What you are asked to do: Search the data for the string "title" and extract every line where it appears.

Data records:
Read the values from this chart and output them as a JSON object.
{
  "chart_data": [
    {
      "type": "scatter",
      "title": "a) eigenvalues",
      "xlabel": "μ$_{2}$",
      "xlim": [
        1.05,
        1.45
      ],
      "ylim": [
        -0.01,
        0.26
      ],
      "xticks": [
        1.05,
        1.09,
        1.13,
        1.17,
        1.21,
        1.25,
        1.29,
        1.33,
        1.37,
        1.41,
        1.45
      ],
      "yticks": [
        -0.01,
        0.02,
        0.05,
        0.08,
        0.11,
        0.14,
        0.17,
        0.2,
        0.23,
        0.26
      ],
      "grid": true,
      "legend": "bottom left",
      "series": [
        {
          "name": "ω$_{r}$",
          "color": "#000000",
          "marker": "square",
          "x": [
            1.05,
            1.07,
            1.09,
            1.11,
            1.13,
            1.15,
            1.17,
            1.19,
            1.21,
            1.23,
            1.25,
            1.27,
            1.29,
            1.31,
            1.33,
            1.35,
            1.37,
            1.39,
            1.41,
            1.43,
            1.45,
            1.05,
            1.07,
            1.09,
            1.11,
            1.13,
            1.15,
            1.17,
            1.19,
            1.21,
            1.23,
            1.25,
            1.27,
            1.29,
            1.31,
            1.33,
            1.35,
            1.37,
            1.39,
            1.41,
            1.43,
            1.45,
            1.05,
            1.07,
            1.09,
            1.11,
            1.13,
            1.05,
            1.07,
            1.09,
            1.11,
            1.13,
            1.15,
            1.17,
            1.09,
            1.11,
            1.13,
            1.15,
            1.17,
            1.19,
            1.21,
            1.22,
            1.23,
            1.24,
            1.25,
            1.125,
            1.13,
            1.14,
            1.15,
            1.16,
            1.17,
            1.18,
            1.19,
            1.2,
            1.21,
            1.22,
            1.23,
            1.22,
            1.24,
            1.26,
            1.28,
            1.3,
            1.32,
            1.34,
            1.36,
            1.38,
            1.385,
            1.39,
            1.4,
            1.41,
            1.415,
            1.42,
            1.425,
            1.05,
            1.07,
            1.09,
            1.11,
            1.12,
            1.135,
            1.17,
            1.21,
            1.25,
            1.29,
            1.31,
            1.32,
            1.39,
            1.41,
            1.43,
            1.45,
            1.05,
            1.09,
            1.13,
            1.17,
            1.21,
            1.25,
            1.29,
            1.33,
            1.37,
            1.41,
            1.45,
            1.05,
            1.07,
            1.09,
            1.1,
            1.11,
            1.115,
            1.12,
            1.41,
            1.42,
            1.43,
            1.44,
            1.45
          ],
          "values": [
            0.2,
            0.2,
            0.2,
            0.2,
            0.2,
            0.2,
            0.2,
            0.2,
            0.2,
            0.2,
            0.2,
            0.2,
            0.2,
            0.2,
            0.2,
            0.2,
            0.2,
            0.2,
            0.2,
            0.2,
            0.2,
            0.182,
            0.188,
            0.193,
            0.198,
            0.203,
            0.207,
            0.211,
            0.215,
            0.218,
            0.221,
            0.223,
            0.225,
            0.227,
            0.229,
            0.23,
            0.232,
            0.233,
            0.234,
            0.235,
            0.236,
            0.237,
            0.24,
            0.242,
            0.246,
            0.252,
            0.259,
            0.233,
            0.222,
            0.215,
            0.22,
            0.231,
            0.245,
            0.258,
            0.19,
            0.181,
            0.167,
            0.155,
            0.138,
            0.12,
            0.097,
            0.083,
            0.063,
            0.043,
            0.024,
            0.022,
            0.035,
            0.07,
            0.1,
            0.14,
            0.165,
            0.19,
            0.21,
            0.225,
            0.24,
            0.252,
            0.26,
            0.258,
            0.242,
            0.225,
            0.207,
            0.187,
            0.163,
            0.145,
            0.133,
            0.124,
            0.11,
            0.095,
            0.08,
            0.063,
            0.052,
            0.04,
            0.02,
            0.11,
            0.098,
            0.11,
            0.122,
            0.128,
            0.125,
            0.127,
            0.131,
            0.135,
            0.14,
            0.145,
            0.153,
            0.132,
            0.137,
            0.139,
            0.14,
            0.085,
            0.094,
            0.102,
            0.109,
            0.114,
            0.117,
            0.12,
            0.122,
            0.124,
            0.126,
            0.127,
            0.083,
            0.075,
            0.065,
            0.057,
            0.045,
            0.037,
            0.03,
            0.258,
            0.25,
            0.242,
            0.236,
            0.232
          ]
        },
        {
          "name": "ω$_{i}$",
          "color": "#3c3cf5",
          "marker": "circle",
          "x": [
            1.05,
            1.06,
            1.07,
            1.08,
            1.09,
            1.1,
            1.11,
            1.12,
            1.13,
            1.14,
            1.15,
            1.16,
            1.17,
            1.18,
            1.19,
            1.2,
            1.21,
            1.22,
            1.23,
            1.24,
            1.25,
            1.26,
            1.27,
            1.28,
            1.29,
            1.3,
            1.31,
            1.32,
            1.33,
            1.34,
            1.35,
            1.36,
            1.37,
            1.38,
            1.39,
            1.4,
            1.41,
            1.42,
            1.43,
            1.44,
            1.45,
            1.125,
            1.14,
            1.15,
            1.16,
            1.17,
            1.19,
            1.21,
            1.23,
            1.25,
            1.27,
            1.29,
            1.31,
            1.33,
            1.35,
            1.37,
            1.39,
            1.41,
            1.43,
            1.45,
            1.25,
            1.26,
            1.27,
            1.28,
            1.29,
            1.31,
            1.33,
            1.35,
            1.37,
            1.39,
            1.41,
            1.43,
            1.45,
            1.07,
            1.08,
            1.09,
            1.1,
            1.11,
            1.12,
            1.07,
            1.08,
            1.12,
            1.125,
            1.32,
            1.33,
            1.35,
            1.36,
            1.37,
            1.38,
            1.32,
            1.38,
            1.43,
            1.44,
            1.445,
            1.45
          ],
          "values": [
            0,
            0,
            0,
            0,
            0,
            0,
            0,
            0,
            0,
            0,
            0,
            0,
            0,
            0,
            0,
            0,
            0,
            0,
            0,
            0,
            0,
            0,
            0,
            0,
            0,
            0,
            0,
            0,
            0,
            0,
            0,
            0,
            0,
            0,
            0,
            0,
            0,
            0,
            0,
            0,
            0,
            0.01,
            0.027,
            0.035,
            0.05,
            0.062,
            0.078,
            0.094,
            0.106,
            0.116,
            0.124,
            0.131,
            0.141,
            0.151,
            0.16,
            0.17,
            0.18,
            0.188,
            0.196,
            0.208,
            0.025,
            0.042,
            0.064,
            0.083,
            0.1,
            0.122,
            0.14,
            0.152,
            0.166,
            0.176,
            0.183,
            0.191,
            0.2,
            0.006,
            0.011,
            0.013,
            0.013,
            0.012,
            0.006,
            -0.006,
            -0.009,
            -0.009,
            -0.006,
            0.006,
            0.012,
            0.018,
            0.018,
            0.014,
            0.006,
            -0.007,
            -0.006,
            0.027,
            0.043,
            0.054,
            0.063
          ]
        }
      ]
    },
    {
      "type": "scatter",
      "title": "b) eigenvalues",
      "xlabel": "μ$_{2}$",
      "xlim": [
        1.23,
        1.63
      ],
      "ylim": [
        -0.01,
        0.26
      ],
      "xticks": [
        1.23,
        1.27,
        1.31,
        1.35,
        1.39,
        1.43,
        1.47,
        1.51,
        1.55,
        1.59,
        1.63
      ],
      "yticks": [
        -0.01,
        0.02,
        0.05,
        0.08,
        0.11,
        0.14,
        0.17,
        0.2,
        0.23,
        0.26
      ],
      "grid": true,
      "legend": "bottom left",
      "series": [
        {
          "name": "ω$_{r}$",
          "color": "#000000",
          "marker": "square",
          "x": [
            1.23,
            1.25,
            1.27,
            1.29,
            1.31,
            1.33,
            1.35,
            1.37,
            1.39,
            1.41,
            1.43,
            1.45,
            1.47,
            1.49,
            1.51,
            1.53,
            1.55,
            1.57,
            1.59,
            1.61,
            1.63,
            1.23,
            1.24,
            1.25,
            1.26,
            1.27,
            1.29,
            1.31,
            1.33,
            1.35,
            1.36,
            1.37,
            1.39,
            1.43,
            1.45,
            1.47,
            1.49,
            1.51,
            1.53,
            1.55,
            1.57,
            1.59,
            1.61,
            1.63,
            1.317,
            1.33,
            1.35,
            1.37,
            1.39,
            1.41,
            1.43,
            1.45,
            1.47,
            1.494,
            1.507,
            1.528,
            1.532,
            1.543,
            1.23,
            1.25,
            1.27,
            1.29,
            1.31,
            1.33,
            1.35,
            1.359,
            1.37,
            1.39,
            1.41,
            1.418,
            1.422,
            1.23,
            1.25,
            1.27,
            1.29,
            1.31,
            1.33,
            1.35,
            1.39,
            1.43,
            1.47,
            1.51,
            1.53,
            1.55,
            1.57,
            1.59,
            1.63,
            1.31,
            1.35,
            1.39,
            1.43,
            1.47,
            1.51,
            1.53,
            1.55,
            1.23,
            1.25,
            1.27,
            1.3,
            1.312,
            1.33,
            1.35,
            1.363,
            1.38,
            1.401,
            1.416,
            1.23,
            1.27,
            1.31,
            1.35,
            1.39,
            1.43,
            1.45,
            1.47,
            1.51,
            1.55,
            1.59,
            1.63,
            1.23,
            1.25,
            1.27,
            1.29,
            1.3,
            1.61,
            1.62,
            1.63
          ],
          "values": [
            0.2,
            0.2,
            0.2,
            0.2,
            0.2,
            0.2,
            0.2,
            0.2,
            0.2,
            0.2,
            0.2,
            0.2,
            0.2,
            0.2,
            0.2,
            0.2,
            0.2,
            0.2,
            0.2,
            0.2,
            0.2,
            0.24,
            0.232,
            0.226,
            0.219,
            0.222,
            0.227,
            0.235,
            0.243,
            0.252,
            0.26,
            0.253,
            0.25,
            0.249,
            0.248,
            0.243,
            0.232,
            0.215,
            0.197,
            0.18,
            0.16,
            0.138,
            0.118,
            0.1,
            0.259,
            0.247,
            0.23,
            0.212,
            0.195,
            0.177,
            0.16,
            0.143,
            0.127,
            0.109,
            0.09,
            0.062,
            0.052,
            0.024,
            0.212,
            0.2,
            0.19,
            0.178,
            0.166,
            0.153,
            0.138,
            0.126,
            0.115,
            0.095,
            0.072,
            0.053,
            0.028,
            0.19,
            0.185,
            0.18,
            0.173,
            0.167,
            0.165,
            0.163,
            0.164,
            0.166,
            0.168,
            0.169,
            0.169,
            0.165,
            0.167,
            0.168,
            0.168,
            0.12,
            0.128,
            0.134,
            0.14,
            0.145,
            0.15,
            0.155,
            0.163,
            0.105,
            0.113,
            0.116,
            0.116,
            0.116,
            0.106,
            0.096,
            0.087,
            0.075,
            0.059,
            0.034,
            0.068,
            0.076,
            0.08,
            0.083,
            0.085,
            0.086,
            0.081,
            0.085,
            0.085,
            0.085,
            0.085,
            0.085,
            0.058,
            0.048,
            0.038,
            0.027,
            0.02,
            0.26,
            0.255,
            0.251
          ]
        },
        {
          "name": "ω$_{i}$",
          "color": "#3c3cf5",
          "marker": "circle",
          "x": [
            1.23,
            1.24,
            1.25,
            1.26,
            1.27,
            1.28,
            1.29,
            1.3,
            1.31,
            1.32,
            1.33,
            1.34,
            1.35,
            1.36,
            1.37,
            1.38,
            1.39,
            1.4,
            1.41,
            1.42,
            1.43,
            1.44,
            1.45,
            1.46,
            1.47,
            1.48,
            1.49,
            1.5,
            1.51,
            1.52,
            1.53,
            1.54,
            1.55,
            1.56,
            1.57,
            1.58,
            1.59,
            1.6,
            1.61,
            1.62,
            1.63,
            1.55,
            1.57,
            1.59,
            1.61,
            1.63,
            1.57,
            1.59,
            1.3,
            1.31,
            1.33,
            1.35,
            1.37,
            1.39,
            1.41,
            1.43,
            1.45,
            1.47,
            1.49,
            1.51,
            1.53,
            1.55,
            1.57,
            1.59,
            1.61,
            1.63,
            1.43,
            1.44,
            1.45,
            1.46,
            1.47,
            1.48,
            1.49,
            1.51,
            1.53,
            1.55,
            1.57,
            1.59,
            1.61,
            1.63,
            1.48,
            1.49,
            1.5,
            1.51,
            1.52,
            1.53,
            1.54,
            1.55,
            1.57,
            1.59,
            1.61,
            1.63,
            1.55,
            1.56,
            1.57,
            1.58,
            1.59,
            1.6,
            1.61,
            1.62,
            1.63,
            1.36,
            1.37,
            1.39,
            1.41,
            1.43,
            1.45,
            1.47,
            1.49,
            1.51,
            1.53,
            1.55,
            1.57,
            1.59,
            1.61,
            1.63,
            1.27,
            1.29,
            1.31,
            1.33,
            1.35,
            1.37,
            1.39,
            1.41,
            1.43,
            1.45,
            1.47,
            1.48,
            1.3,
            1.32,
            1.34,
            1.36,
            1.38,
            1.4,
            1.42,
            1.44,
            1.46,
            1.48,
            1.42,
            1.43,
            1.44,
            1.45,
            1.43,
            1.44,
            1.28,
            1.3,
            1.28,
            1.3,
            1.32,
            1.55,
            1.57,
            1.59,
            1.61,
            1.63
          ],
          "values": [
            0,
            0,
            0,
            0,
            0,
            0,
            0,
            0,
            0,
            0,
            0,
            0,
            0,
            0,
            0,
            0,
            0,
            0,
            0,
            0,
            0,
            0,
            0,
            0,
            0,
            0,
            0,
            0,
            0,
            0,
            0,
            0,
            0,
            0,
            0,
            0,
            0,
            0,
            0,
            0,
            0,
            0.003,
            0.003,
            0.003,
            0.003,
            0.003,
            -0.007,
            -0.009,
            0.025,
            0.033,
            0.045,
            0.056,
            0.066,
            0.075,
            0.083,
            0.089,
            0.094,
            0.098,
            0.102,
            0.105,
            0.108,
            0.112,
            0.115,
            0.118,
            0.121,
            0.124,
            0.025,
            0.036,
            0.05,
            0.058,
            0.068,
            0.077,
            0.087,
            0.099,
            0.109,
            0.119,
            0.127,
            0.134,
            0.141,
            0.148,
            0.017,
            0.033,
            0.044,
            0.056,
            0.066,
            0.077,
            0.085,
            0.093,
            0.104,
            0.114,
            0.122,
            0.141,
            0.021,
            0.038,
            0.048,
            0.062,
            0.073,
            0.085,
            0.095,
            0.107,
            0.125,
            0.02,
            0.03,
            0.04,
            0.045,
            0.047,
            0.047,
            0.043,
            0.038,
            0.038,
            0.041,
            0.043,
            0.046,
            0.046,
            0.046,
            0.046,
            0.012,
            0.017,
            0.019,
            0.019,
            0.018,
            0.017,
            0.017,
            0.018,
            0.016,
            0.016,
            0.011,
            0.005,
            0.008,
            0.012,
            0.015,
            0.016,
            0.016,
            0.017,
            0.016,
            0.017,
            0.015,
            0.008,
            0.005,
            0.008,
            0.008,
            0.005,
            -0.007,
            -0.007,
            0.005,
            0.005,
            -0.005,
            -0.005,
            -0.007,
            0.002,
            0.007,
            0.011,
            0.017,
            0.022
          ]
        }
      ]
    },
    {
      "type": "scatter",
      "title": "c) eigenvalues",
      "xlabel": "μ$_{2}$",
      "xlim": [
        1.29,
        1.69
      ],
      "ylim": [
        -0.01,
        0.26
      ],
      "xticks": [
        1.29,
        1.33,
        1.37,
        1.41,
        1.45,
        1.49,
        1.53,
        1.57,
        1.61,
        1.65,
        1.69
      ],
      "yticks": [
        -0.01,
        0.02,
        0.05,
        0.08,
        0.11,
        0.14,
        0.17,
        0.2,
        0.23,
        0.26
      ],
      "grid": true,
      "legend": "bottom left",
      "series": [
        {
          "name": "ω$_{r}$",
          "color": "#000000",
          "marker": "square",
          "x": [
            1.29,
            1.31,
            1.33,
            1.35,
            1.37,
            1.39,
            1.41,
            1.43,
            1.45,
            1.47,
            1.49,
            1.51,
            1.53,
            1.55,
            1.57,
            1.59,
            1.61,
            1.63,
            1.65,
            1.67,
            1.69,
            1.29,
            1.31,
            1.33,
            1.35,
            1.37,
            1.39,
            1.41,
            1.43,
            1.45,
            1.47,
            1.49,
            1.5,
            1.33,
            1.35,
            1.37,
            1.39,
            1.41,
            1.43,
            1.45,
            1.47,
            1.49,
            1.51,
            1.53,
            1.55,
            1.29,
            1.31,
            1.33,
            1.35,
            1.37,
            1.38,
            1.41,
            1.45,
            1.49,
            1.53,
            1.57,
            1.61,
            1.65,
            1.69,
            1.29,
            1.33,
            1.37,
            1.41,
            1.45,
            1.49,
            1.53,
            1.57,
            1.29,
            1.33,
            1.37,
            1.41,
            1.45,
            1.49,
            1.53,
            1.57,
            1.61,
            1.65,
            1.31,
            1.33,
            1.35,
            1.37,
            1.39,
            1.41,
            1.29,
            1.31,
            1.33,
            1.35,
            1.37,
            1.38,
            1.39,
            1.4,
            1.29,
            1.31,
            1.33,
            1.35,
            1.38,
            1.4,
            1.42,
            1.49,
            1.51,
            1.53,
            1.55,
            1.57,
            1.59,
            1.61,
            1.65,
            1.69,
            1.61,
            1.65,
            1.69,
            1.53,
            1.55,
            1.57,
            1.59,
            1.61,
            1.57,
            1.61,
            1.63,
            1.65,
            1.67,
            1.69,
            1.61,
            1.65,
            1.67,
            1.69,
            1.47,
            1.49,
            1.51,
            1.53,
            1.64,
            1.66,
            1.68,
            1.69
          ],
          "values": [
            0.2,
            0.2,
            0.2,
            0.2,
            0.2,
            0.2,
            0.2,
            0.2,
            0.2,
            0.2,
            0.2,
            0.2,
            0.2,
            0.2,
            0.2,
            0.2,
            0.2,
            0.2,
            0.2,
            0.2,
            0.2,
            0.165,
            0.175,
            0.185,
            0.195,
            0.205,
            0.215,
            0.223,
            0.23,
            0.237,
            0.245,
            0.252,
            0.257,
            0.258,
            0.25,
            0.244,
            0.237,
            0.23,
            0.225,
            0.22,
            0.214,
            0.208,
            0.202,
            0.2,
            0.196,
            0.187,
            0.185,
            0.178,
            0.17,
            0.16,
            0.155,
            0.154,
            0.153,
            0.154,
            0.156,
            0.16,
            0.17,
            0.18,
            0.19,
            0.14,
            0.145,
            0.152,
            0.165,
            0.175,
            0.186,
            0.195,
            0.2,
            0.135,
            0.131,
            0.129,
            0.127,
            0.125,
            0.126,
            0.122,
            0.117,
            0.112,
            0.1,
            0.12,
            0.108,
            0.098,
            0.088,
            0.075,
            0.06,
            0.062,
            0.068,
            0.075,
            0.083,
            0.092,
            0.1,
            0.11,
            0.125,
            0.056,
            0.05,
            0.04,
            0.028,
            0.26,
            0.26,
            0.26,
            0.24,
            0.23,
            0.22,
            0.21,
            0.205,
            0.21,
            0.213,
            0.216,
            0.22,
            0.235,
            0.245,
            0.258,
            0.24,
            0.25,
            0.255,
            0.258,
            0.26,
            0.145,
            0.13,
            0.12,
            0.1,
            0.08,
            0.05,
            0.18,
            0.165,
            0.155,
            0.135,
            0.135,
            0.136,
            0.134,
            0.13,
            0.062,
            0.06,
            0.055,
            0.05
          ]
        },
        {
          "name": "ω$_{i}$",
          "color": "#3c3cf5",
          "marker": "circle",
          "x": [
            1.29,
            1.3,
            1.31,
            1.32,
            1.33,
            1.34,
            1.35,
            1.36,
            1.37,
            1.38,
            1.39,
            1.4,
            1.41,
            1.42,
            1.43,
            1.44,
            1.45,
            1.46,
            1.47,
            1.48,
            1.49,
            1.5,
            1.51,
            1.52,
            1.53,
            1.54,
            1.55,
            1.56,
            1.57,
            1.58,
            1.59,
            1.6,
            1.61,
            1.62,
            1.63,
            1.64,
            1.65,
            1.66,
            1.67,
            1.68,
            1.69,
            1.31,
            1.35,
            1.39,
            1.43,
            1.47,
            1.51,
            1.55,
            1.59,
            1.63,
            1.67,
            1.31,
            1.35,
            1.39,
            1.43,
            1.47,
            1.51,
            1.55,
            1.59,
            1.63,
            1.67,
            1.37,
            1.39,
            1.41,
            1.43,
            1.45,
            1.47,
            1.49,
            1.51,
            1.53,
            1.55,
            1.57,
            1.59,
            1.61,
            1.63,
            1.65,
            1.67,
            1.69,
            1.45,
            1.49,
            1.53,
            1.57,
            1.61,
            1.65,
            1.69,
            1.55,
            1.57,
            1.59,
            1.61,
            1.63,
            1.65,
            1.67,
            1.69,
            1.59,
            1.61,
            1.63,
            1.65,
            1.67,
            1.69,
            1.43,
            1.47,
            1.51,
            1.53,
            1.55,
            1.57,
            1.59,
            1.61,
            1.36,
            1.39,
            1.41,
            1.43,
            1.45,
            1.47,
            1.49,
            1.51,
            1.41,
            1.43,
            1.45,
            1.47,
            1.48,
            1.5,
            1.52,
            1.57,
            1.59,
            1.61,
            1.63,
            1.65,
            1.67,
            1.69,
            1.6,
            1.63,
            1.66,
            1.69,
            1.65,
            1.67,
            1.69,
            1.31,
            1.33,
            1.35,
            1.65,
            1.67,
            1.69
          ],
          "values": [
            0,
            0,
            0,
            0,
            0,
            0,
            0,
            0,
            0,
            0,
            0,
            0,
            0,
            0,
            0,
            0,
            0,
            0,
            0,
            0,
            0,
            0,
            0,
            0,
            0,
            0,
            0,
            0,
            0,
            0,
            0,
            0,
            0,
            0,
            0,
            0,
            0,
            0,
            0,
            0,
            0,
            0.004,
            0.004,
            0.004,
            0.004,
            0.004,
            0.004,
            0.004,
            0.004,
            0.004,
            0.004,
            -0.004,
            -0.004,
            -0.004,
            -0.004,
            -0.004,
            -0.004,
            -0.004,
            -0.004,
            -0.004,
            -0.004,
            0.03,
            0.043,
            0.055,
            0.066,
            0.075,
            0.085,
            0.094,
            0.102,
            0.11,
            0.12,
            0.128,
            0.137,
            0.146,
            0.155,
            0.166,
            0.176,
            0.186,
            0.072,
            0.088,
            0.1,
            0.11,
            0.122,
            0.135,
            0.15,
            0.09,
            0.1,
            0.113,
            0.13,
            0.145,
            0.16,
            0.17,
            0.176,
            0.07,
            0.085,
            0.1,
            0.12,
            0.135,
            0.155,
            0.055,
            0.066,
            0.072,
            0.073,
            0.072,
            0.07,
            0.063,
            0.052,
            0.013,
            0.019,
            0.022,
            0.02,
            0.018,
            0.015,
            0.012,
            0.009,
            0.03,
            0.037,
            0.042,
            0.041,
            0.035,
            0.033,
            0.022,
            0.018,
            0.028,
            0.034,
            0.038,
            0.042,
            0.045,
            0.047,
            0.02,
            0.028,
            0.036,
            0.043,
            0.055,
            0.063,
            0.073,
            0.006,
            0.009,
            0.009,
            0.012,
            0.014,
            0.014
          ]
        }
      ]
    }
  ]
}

Answer to the problem:
      "title": "a) eigenvalues",
      "title": "b) eigenvalues",
      "title": "c) eigenvalues",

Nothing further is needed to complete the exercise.